How many lines in the entries below contain the string "logrank"? Reply with the number only.
(begin)
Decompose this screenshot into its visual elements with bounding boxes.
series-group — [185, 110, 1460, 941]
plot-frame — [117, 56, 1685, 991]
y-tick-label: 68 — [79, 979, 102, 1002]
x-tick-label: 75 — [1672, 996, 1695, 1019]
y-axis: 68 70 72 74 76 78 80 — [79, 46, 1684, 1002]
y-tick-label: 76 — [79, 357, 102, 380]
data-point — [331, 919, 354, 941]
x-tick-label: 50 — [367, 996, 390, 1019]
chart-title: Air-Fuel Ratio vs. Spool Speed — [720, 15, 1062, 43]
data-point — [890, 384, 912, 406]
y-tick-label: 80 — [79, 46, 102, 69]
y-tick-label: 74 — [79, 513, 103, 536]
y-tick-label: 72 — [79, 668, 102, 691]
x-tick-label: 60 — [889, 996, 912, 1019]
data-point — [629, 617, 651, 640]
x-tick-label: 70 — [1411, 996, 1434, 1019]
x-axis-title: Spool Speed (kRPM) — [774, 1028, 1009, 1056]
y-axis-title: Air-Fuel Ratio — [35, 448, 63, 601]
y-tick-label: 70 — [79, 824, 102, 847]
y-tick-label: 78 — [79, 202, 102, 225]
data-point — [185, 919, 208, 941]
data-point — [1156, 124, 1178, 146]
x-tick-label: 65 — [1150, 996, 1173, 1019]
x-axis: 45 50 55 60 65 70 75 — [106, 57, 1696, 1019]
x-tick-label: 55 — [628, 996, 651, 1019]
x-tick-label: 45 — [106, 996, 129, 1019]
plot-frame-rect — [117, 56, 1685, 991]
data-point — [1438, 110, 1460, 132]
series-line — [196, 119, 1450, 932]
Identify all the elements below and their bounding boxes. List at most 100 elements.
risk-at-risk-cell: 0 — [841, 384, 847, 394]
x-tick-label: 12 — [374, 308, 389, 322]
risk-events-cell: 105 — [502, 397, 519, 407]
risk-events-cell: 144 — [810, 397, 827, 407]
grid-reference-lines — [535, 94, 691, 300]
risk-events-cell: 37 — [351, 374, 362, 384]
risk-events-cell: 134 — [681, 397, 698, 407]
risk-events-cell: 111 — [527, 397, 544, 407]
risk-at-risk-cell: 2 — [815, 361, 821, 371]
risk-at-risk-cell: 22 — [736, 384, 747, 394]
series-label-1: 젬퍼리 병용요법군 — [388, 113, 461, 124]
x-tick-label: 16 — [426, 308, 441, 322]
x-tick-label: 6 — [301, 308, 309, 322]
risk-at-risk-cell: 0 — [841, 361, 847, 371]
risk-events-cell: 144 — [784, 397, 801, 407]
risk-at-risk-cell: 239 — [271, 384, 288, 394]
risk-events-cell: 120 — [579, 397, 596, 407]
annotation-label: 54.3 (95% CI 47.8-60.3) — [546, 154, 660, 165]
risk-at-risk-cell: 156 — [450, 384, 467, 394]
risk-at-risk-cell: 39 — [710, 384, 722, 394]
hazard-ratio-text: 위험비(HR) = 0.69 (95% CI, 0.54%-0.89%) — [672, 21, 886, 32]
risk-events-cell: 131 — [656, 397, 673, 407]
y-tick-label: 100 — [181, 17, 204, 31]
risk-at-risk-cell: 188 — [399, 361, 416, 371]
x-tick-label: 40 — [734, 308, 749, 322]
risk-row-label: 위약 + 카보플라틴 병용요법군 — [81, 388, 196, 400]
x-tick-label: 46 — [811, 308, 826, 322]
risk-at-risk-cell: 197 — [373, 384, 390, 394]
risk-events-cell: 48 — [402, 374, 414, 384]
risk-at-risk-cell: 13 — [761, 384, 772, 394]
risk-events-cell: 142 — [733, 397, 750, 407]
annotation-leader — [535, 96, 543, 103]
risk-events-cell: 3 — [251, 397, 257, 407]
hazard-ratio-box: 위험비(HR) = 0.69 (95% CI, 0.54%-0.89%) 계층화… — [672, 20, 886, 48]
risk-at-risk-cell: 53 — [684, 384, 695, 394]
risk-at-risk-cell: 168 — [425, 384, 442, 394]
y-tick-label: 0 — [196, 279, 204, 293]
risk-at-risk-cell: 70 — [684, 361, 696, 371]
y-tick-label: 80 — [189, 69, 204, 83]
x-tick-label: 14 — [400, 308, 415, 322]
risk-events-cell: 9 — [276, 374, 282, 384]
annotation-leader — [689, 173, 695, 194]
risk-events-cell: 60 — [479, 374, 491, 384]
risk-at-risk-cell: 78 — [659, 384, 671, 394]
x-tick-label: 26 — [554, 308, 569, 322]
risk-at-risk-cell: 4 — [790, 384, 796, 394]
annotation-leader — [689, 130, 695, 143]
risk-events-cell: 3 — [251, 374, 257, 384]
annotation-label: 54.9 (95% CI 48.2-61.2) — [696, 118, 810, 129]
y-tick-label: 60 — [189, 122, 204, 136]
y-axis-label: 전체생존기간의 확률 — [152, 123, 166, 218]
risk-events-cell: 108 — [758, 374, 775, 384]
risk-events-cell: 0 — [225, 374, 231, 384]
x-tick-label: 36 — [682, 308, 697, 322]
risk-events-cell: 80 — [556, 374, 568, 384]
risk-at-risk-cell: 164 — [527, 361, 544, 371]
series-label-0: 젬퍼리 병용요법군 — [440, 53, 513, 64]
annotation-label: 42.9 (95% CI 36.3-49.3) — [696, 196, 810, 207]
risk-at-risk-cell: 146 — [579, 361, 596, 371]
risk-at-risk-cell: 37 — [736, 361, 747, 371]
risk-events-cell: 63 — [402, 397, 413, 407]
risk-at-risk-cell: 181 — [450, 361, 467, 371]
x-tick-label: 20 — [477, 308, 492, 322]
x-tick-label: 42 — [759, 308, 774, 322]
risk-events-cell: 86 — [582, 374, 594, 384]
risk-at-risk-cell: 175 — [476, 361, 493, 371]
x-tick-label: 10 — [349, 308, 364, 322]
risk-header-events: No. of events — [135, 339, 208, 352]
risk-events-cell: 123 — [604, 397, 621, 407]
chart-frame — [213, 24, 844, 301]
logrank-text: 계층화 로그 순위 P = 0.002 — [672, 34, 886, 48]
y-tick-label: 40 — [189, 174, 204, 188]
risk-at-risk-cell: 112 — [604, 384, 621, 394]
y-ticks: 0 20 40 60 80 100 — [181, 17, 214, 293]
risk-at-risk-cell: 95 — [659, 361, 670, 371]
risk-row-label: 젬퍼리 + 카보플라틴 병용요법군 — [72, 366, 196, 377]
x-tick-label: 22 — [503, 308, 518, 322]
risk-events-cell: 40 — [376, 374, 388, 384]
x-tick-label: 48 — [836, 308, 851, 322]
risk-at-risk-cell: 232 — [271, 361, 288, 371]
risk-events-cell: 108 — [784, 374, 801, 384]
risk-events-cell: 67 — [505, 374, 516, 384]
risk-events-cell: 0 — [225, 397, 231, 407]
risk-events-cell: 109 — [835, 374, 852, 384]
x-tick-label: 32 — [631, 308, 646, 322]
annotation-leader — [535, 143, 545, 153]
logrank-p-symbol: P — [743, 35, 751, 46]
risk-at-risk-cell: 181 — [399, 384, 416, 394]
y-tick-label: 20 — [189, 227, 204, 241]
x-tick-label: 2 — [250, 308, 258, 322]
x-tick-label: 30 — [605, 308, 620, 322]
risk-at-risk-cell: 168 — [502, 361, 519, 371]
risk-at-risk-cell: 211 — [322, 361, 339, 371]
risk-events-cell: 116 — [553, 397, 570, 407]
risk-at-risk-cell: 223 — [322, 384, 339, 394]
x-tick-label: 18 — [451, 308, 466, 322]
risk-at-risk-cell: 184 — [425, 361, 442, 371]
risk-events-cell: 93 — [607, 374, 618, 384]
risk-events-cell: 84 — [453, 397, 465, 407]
(end)
## [TASK RESULT]
2